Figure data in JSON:
Begin

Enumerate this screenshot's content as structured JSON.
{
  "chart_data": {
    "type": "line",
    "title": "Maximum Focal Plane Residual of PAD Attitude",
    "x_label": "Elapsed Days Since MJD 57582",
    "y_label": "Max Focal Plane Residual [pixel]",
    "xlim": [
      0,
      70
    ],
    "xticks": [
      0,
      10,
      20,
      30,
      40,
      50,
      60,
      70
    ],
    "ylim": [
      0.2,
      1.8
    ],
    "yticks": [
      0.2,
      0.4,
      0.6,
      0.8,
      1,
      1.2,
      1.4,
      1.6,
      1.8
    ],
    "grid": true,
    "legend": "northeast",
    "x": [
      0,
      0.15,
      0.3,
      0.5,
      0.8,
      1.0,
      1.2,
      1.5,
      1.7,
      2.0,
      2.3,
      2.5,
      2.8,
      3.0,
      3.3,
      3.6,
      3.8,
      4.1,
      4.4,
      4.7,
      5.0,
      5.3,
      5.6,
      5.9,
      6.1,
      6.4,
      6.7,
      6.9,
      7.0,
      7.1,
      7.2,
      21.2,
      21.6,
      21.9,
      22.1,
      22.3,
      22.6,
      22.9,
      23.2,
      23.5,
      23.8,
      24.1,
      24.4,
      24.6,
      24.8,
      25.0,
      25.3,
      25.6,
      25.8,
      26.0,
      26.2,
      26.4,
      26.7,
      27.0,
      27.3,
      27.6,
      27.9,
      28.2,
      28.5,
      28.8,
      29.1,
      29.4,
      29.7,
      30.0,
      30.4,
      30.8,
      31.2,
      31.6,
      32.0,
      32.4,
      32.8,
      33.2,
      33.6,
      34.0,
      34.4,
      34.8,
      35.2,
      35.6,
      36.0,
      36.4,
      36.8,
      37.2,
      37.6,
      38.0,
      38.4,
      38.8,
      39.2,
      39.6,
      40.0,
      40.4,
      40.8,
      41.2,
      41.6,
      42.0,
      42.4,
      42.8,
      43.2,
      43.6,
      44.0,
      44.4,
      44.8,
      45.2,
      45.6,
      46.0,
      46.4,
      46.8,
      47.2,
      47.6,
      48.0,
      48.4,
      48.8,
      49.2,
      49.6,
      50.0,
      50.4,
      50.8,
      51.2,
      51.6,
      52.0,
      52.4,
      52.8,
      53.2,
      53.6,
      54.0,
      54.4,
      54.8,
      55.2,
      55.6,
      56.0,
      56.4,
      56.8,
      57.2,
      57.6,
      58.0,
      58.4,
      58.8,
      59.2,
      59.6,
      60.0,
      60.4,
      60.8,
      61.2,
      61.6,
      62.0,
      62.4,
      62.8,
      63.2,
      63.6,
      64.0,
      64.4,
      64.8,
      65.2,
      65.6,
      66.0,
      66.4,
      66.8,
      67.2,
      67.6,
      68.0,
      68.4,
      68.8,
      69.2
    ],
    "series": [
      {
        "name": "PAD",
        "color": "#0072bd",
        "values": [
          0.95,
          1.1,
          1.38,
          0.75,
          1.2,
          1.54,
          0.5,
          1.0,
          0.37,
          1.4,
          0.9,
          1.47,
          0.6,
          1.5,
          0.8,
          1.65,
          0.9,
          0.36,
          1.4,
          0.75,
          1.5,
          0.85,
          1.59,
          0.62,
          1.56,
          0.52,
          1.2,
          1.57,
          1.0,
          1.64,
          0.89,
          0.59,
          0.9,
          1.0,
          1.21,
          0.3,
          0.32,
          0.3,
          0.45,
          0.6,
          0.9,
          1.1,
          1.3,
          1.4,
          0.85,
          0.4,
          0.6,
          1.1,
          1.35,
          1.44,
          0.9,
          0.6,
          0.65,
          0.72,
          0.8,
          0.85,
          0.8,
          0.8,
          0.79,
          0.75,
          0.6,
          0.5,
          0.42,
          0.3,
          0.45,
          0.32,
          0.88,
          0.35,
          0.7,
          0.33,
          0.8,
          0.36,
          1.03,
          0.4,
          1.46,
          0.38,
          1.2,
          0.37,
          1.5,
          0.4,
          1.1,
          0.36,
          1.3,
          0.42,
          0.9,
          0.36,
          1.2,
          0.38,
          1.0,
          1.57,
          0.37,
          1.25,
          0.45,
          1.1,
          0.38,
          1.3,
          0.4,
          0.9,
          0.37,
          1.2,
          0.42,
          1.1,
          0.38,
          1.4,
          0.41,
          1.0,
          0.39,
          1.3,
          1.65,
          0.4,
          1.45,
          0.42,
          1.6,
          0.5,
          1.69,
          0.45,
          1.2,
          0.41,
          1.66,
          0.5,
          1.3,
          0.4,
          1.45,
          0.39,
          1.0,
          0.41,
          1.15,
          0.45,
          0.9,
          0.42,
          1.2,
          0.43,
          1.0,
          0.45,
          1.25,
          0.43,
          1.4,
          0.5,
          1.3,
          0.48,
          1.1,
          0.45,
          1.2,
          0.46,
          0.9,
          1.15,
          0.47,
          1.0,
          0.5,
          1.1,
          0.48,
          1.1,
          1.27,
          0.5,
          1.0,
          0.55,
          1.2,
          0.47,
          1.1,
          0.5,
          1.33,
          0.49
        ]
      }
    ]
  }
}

End
Begin

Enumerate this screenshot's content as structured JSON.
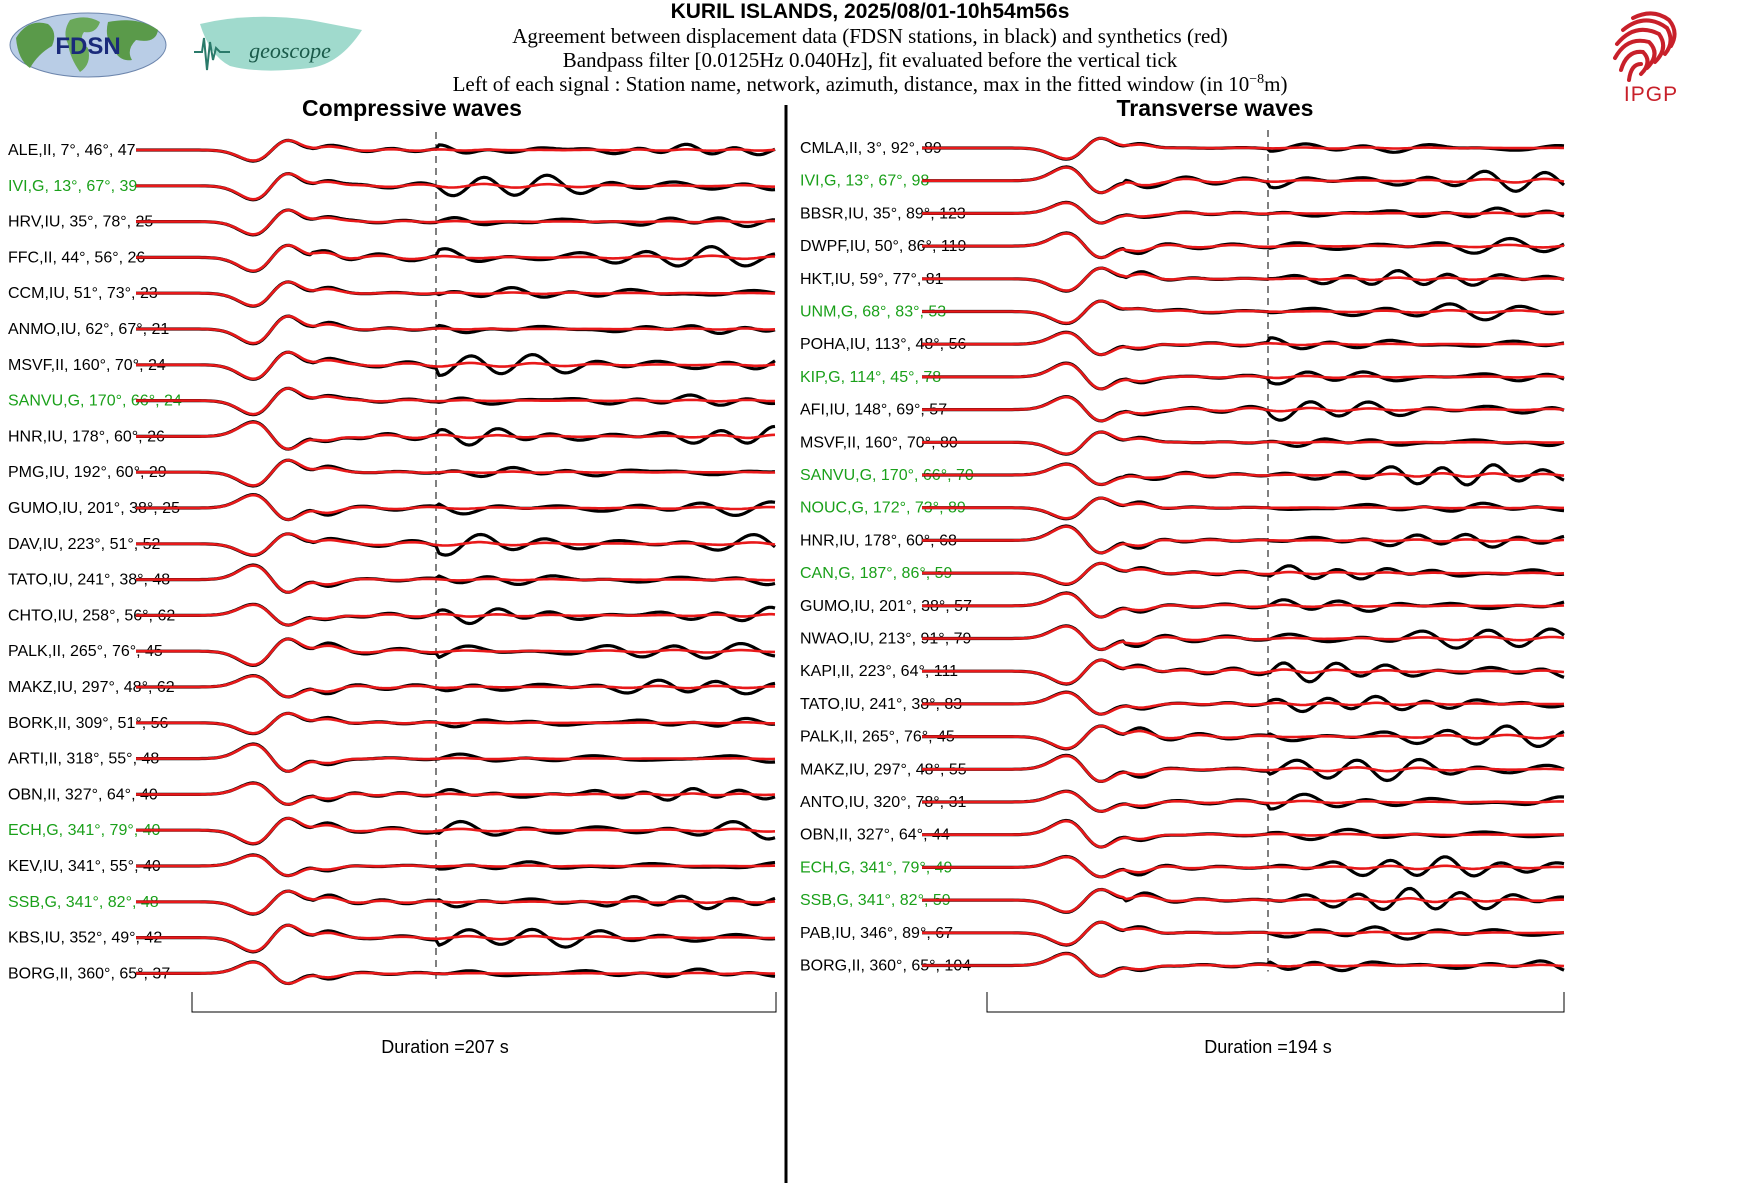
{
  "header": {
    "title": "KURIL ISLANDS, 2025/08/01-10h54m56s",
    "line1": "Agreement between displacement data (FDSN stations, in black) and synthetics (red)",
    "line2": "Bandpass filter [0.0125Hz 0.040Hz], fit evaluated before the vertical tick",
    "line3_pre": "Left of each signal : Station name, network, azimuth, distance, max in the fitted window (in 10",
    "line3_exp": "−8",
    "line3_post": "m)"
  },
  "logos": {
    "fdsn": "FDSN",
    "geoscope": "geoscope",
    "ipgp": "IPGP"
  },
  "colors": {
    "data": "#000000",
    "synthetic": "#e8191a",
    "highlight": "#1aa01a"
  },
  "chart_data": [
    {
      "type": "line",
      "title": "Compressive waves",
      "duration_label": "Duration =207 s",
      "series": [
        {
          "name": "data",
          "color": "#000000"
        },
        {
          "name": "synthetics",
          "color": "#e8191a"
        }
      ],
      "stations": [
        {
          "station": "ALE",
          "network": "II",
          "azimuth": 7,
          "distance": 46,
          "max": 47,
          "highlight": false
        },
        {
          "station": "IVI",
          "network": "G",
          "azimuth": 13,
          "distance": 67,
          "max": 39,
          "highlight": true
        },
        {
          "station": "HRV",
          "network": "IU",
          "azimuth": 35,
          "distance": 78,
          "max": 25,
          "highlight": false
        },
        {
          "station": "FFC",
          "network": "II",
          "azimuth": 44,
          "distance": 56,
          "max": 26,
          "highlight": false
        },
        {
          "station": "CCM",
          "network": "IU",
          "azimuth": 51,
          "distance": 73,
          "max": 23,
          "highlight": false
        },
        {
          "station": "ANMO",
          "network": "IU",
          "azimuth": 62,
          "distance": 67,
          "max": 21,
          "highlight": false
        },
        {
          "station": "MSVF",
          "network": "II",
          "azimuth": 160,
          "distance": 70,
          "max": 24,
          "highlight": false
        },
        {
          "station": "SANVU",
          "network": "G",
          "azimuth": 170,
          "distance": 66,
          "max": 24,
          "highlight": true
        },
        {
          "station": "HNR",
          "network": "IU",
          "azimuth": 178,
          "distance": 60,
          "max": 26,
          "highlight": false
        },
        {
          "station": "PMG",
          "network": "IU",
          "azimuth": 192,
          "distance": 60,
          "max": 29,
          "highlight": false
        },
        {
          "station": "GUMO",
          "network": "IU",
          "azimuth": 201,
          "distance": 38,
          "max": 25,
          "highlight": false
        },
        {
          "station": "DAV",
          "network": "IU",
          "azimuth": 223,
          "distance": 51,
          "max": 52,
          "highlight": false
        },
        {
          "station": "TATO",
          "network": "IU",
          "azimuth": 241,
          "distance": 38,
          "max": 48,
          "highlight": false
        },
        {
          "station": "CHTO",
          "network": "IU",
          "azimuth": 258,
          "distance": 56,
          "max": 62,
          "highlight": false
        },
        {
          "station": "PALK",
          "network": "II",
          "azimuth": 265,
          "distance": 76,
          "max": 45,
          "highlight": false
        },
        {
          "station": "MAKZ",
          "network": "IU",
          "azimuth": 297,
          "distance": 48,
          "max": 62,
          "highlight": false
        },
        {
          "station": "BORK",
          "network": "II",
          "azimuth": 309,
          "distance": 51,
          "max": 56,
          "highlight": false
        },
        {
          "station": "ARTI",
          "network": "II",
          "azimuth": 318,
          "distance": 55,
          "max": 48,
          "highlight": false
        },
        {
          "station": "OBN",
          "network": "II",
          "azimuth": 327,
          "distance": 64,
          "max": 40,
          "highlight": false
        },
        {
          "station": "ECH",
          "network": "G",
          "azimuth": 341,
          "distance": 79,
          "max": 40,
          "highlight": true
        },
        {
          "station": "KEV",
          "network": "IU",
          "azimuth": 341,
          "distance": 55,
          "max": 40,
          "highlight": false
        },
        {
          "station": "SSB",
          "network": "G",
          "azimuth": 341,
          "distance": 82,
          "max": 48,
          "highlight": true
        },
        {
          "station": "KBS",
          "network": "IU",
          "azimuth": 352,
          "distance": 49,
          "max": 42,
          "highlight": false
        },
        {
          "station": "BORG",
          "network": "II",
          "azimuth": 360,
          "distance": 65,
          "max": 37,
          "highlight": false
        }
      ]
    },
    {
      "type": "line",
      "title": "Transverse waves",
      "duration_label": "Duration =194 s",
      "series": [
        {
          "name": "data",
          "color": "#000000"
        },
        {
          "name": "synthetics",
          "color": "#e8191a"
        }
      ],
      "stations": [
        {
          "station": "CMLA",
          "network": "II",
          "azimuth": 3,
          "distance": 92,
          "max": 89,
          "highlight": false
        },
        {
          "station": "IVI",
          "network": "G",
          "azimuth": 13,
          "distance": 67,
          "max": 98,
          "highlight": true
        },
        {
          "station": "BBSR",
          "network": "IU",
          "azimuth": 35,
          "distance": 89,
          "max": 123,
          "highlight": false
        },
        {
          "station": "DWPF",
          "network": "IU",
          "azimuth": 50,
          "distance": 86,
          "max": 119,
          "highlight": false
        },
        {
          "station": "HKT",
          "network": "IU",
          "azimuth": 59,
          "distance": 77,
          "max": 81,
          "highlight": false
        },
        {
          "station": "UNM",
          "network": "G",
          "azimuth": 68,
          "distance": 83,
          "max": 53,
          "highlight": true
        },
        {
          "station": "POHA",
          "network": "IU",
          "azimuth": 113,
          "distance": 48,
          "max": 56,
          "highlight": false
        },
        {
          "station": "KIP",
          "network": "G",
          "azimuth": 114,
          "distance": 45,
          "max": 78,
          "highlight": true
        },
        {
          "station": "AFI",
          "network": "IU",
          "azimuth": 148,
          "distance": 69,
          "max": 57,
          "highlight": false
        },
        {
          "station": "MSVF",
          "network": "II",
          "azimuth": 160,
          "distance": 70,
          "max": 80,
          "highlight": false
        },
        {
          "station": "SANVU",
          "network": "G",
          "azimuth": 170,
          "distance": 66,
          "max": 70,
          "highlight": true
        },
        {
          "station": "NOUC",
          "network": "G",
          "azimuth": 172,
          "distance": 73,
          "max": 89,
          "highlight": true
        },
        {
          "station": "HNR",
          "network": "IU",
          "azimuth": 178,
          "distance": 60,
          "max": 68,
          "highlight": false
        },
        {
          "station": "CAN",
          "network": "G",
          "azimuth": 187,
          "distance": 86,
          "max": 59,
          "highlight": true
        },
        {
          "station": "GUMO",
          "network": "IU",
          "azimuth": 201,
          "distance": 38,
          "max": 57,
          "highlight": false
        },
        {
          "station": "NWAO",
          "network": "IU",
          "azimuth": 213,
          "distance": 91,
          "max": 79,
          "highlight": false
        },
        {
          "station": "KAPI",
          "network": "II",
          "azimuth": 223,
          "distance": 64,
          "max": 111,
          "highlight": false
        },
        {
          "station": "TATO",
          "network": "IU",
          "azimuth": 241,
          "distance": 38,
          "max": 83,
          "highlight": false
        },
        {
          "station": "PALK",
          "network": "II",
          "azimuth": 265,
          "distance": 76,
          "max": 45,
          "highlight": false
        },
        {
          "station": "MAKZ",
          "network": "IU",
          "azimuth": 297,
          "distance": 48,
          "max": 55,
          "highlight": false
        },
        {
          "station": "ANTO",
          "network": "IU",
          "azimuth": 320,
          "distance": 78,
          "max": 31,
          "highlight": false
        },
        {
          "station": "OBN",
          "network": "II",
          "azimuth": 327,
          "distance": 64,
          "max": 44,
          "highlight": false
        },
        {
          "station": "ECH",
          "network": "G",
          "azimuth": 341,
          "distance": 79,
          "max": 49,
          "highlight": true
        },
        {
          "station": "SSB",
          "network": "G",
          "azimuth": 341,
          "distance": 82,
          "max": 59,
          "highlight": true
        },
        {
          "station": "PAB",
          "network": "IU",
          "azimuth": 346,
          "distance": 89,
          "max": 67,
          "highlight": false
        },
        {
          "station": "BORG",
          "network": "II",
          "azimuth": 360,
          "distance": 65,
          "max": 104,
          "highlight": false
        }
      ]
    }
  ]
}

End

- _Aim_
Scan the data for the word "Duration" and copy every line where it shows up.

- _Exercise output_
      "duration_label": "Duration =207 s",
      "duration_label": "Duration =194 s",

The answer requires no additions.